Print every record below exactly as written.
>>>>
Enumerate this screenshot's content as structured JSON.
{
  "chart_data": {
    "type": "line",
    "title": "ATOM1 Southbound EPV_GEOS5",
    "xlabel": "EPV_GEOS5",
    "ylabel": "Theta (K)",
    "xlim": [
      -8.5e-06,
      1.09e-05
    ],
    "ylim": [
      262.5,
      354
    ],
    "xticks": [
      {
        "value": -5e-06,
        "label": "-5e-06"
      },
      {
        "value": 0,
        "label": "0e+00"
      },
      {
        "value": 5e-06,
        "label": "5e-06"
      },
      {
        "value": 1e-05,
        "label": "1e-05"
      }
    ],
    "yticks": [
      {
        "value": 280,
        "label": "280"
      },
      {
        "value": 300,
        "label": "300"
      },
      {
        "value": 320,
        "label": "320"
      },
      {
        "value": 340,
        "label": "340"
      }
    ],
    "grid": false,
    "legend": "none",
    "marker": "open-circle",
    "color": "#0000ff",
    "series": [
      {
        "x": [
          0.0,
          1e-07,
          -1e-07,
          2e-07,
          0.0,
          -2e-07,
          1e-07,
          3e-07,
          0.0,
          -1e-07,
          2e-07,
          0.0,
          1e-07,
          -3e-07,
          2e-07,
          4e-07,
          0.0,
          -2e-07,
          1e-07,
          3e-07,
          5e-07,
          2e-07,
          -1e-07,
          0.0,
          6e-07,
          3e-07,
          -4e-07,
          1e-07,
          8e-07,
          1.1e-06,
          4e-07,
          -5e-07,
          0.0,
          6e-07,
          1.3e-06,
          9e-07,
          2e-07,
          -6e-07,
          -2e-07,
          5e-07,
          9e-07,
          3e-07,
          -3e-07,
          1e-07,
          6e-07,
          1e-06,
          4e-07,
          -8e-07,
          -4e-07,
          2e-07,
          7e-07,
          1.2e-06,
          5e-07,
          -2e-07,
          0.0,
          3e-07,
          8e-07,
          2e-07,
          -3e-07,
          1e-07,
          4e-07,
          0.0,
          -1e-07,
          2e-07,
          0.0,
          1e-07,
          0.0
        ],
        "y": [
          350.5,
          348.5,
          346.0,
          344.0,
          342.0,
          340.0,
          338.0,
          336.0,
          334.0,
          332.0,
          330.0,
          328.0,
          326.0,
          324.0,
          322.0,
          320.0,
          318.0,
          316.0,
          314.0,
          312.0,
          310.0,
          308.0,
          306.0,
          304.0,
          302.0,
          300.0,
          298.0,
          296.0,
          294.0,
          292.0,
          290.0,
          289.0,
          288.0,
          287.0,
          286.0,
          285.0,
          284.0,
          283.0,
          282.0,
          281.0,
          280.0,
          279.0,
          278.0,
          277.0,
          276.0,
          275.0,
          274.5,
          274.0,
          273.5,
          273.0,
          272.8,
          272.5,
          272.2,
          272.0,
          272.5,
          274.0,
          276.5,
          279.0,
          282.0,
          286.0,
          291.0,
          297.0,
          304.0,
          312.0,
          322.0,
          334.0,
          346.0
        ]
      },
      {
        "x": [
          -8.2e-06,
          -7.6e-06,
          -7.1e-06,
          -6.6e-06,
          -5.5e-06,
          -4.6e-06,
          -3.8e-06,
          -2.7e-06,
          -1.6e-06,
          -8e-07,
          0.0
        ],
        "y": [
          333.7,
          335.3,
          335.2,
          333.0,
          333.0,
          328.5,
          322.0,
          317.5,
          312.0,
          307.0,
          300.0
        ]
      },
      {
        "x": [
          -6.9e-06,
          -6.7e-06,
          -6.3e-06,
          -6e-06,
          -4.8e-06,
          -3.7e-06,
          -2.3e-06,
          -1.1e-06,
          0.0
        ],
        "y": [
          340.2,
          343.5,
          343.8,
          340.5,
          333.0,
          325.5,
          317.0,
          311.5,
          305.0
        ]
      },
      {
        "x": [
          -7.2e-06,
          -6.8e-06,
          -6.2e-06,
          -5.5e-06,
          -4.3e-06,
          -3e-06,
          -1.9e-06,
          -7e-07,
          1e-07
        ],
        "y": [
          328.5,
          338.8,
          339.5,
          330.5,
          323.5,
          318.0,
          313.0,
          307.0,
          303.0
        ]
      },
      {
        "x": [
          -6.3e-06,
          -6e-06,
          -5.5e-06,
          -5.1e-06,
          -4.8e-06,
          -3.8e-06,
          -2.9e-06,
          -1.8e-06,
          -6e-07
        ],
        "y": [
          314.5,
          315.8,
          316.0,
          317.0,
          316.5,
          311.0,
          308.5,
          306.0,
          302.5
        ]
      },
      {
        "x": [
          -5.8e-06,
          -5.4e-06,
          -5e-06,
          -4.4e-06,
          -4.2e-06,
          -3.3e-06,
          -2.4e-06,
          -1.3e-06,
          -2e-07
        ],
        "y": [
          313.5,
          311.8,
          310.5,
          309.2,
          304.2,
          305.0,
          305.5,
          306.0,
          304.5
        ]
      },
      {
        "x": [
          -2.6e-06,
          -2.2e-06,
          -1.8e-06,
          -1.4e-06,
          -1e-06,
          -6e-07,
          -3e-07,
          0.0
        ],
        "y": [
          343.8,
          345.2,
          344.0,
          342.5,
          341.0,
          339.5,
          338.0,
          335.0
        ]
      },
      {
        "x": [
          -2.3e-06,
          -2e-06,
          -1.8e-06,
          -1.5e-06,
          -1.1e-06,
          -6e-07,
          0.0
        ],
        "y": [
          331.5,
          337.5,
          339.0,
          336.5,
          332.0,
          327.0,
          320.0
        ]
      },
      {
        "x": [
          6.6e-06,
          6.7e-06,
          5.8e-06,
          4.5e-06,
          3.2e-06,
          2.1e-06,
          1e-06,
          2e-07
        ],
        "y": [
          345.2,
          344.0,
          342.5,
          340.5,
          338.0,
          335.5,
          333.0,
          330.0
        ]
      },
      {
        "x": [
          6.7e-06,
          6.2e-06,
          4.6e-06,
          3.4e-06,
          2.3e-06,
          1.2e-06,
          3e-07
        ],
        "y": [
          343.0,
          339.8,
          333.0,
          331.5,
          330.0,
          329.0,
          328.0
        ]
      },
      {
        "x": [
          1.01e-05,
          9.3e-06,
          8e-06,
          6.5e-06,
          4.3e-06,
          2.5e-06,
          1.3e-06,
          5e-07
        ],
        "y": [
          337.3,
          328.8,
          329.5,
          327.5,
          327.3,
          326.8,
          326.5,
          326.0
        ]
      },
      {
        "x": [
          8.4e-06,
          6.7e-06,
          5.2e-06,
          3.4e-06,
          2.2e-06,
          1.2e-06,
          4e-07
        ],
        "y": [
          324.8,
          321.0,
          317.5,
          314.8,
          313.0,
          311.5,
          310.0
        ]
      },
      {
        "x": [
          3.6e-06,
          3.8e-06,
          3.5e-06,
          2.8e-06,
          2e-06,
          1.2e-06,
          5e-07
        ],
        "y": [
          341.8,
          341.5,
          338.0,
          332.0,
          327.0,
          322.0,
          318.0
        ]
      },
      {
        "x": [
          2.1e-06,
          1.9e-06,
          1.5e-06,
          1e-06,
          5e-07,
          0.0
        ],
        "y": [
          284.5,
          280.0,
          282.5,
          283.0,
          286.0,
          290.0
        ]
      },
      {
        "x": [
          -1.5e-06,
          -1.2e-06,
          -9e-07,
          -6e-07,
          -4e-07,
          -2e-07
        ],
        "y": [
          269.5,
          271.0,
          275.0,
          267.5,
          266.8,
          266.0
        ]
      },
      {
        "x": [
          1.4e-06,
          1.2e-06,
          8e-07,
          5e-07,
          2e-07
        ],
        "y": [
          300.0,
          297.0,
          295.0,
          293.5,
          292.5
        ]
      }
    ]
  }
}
<<<<
▶ **EXERCISE RESULT**
Enumerate this screenshot's content as structured JSON.
{
  "chart_data": {
    "type": "line",
    "title": "ATOM1 Southbound EPV_GEOS5",
    "xlabel": "EPV_GEOS5",
    "ylabel": "Theta (K)",
    "xlim": [
      -8.5e-06,
      1.09e-05
    ],
    "ylim": [
      262.5,
      354
    ],
    "xticks": [
      {
        "value": -5e-06,
        "label": "-5e-06"
      },
      {
        "value": 0,
        "label": "0e+00"
      },
      {
        "value": 5e-06,
        "label": "5e-06"
      },
      {
        "value": 1e-05,
        "label": "1e-05"
      }
    ],
    "yticks": [
      {
        "value": 280,
        "label": "280"
      },
      {
        "value": 300,
        "label": "300"
      },
      {
        "value": 320,
        "label": "320"
      },
      {
        "value": 340,
        "label": "340"
      }
    ],
    "grid": false,
    "legend": "none",
    "marker": "open-circle",
    "color": "#0000ff",
    "series": [
      {
        "x": [
          0.0,
          1e-07,
          -1e-07,
          2e-07,
          0.0,
          -2e-07,
          1e-07,
          3e-07,
          0.0,
          -1e-07,
          2e-07,
          0.0,
          1e-07,
          -3e-07,
          2e-07,
          4e-07,
          0.0,
          -2e-07,
          1e-07,
          3e-07,
          5e-07,
          2e-07,
          -1e-07,
          0.0,
          6e-07,
          3e-07,
          -4e-07,
          1e-07,
          8e-07,
          1.1e-06,
          4e-07,
          -5e-07,
          0.0,
          6e-07,
          1.3e-06,
          9e-07,
          2e-07,
          -6e-07,
          -2e-07,
          5e-07,
          9e-07,
          3e-07,
          -3e-07,
          1e-07,
          6e-07,
          1e-06,
          4e-07,
          -8e-07,
          -4e-07,
          2e-07,
          7e-07,
          1.2e-06,
          5e-07,
          -2e-07,
          0.0,
          3e-07,
          8e-07,
          2e-07,
          -3e-07,
          1e-07,
          4e-07,
          0.0,
          -1e-07,
          2e-07,
          0.0,
          1e-07,
          0.0
        ],
        "y": [
          350.5,
          348.5,
          346.0,
          344.0,
          342.0,
          340.0,
          338.0,
          336.0,
          334.0,
          332.0,
          330.0,
          328.0,
          326.0,
          324.0,
          322.0,
          320.0,
          318.0,
          316.0,
          314.0,
          312.0,
          310.0,
          308.0,
          306.0,
          304.0,
          302.0,
          300.0,
          298.0,
          296.0,
          294.0,
          292.0,
          290.0,
          289.0,
          288.0,
          287.0,
          286.0,
          285.0,
          284.0,
          283.0,
          282.0,
          281.0,
          280.0,
          279.0,
          278.0,
          277.0,
          276.0,
          275.0,
          274.5,
          274.0,
          273.5,
          273.0,
          272.8,
          272.5,
          272.2,
          272.0,
          272.5,
          274.0,
          276.5,
          279.0,
          282.0,
          286.0,
          291.0,
          297.0,
          304.0,
          312.0,
          322.0,
          334.0,
          346.0
        ]
      },
      {
        "x": [
          -8.2e-06,
          -7.6e-06,
          -7.1e-06,
          -6.6e-06,
          -5.5e-06,
          -4.6e-06,
          -3.8e-06,
          -2.7e-06,
          -1.6e-06,
          -8e-07,
          0.0
        ],
        "y": [
          333.7,
          335.3,
          335.2,
          333.0,
          333.0,
          328.5,
          322.0,
          317.5,
          312.0,
          307.0,
          300.0
        ]
      },
      {
        "x": [
          -6.9e-06,
          -6.7e-06,
          -6.3e-06,
          -6e-06,
          -4.8e-06,
          -3.7e-06,
          -2.3e-06,
          -1.1e-06,
          0.0
        ],
        "y": [
          340.2,
          343.5,
          343.8,
          340.5,
          333.0,
          325.5,
          317.0,
          311.5,
          305.0
        ]
      },
      {
        "x": [
          -7.2e-06,
          -6.8e-06,
          -6.2e-06,
          -5.5e-06,
          -4.3e-06,
          -3e-06,
          -1.9e-06,
          -7e-07,
          1e-07
        ],
        "y": [
          328.5,
          338.8,
          339.5,
          330.5,
          323.5,
          318.0,
          313.0,
          307.0,
          303.0
        ]
      },
      {
        "x": [
          -6.3e-06,
          -6e-06,
          -5.5e-06,
          -5.1e-06,
          -4.8e-06,
          -3.8e-06,
          -2.9e-06,
          -1.8e-06,
          -6e-07
        ],
        "y": [
          314.5,
          315.8,
          316.0,
          317.0,
          316.5,
          311.0,
          308.5,
          306.0,
          302.5
        ]
      },
      {
        "x": [
          -5.8e-06,
          -5.4e-06,
          -5e-06,
          -4.4e-06,
          -4.2e-06,
          -3.3e-06,
          -2.4e-06,
          -1.3e-06,
          -2e-07
        ],
        "y": [
          313.5,
          311.8,
          310.5,
          309.2,
          304.2,
          305.0,
          305.5,
          306.0,
          304.5
        ]
      },
      {
        "x": [
          -2.6e-06,
          -2.2e-06,
          -1.8e-06,
          -1.4e-06,
          -1e-06,
          -6e-07,
          -3e-07,
          0.0
        ],
        "y": [
          343.8,
          345.2,
          344.0,
          342.5,
          341.0,
          339.5,
          338.0,
          335.0
        ]
      },
      {
        "x": [
          -2.3e-06,
          -2e-06,
          -1.8e-06,
          -1.5e-06,
          -1.1e-06,
          -6e-07,
          0.0
        ],
        "y": [
          331.5,
          337.5,
          339.0,
          336.5,
          332.0,
          327.0,
          320.0
        ]
      },
      {
        "x": [
          6.6e-06,
          6.7e-06,
          5.8e-06,
          4.5e-06,
          3.2e-06,
          2.1e-06,
          1e-06,
          2e-07
        ],
        "y": [
          345.2,
          344.0,
          342.5,
          340.5,
          338.0,
          335.5,
          333.0,
          330.0
        ]
      },
      {
        "x": [
          6.7e-06,
          6.2e-06,
          4.6e-06,
          3.4e-06,
          2.3e-06,
          1.2e-06,
          3e-07
        ],
        "y": [
          343.0,
          339.8,
          333.0,
          331.5,
          330.0,
          329.0,
          328.0
        ]
      },
      {
        "x": [
          1.01e-05,
          9.3e-06,
          8e-06,
          6.5e-06,
          4.3e-06,
          2.5e-06,
          1.3e-06,
          5e-07
        ],
        "y": [
          337.3,
          328.8,
          329.5,
          327.5,
          327.3,
          326.8,
          326.5,
          326.0
        ]
      },
      {
        "x": [
          8.4e-06,
          6.7e-06,
          5.2e-06,
          3.4e-06,
          2.2e-06,
          1.2e-06,
          4e-07
        ],
        "y": [
          324.8,
          321.0,
          317.5,
          314.8,
          313.0,
          311.5,
          310.0
        ]
      },
      {
        "x": [
          3.6e-06,
          3.8e-06,
          3.5e-06,
          2.8e-06,
          2e-06,
          1.2e-06,
          5e-07
        ],
        "y": [
          341.8,
          341.5,
          338.0,
          332.0,
          327.0,
          322.0,
          318.0
        ]
      },
      {
        "x": [
          2.1e-06,
          1.9e-06,
          1.5e-06,
          1e-06,
          5e-07,
          0.0
        ],
        "y": [
          284.5,
          280.0,
          282.5,
          283.0,
          286.0,
          290.0
        ]
      },
      {
        "x": [
          -1.5e-06,
          -1.2e-06,
          -9e-07,
          -6e-07,
          -4e-07,
          -2e-07
        ],
        "y": [
          269.5,
          271.0,
          275.0,
          267.5,
          266.8,
          266.0
        ]
      },
      {
        "x": [
          1.4e-06,
          1.2e-06,
          8e-07,
          5e-07,
          2e-07
        ],
        "y": [
          300.0,
          297.0,
          295.0,
          293.5,
          292.5
        ]
      }
    ]
  }
}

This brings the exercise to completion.